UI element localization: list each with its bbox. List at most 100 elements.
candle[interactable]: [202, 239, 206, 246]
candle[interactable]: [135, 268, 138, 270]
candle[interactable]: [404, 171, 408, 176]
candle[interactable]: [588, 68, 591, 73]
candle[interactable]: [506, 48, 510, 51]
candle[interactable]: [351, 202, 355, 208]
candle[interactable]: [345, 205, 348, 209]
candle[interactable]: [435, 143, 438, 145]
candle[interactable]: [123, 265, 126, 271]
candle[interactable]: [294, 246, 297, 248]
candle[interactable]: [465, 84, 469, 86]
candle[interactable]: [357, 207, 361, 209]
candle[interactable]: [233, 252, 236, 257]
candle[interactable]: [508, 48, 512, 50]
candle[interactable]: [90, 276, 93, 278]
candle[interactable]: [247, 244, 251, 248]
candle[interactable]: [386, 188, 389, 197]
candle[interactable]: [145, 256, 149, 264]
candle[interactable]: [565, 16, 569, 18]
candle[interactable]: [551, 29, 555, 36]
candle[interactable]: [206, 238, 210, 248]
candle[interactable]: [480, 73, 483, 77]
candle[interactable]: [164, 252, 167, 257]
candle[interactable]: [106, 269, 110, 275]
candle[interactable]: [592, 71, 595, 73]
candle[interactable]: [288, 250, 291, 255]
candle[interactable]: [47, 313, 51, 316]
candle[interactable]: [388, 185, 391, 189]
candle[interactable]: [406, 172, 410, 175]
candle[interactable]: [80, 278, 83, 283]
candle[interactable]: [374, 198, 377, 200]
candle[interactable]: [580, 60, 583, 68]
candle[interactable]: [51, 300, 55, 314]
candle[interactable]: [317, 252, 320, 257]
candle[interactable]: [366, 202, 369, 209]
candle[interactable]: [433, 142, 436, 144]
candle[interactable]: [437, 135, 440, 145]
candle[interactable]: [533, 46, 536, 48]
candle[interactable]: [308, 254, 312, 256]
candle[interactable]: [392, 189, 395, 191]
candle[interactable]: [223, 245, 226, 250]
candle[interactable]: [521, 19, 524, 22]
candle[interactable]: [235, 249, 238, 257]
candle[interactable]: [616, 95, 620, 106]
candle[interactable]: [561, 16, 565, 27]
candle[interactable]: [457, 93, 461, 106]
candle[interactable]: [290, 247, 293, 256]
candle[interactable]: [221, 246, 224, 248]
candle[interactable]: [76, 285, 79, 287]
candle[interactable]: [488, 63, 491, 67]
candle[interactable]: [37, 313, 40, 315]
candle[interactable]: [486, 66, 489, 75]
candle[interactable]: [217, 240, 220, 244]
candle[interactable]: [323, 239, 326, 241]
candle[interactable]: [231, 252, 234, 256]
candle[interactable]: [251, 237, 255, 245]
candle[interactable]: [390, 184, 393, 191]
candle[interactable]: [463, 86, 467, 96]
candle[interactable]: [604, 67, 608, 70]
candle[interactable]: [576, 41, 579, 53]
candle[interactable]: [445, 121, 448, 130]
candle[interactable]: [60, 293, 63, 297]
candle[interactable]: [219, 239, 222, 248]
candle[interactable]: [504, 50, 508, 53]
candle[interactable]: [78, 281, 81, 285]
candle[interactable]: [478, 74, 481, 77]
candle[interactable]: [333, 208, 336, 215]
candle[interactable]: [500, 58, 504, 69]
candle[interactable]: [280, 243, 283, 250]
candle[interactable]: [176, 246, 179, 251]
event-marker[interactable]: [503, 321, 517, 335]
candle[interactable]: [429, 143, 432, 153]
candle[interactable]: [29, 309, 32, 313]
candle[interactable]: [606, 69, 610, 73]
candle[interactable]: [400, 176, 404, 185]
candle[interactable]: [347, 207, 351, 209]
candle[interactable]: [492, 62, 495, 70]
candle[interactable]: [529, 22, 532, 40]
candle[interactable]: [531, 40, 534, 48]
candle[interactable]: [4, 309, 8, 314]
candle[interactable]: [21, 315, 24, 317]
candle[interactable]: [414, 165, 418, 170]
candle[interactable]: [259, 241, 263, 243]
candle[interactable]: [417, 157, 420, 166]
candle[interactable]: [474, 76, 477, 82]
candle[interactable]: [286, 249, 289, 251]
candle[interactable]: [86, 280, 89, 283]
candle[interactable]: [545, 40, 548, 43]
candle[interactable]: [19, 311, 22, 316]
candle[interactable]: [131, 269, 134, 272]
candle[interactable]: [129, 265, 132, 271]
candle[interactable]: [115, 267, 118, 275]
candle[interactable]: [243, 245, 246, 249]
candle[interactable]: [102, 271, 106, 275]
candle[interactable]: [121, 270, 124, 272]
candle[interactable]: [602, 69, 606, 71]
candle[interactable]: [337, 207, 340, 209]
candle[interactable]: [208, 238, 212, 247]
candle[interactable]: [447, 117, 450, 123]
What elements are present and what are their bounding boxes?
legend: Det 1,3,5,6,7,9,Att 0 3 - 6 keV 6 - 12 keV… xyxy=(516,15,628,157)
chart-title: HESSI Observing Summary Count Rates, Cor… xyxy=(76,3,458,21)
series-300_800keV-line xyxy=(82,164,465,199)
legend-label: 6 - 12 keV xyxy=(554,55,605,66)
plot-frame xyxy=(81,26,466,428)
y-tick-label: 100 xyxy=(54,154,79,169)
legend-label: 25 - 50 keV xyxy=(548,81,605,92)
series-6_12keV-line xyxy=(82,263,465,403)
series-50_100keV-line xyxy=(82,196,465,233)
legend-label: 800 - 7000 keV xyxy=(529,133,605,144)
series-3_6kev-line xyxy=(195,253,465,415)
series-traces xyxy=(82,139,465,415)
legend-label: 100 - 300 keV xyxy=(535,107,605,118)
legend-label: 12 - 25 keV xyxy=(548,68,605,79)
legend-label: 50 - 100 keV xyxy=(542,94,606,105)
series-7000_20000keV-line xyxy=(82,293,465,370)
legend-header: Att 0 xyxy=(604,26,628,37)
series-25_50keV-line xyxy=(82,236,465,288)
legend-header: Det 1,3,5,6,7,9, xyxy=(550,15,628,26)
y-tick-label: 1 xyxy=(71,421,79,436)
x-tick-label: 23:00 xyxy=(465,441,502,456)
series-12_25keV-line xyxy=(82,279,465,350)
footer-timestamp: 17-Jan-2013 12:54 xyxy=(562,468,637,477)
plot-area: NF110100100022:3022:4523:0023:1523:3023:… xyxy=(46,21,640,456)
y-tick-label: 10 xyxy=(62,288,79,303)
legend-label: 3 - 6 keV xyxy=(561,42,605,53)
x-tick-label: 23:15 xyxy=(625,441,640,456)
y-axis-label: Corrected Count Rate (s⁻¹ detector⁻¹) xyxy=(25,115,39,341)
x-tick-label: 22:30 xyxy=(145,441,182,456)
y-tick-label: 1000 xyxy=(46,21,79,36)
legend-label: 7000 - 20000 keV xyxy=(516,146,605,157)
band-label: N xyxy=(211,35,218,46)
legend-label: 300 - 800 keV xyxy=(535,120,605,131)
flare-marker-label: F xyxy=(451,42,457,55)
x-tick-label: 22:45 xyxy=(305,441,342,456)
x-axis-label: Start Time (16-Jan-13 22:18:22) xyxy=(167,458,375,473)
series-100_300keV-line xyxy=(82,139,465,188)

************

-- Instructions to follow --
Print the items above word for word, starting with the first line and ending with the line that contains "candle[interactable]: [351, 202, 355, 208]", including it.

-- Expected answer --
UI element localization: list each with its bbox. List at most 100 elements.
candle[interactable]: [202, 239, 206, 246]
candle[interactable]: [135, 268, 138, 270]
candle[interactable]: [404, 171, 408, 176]
candle[interactable]: [588, 68, 591, 73]
candle[interactable]: [506, 48, 510, 51]
candle[interactable]: [351, 202, 355, 208]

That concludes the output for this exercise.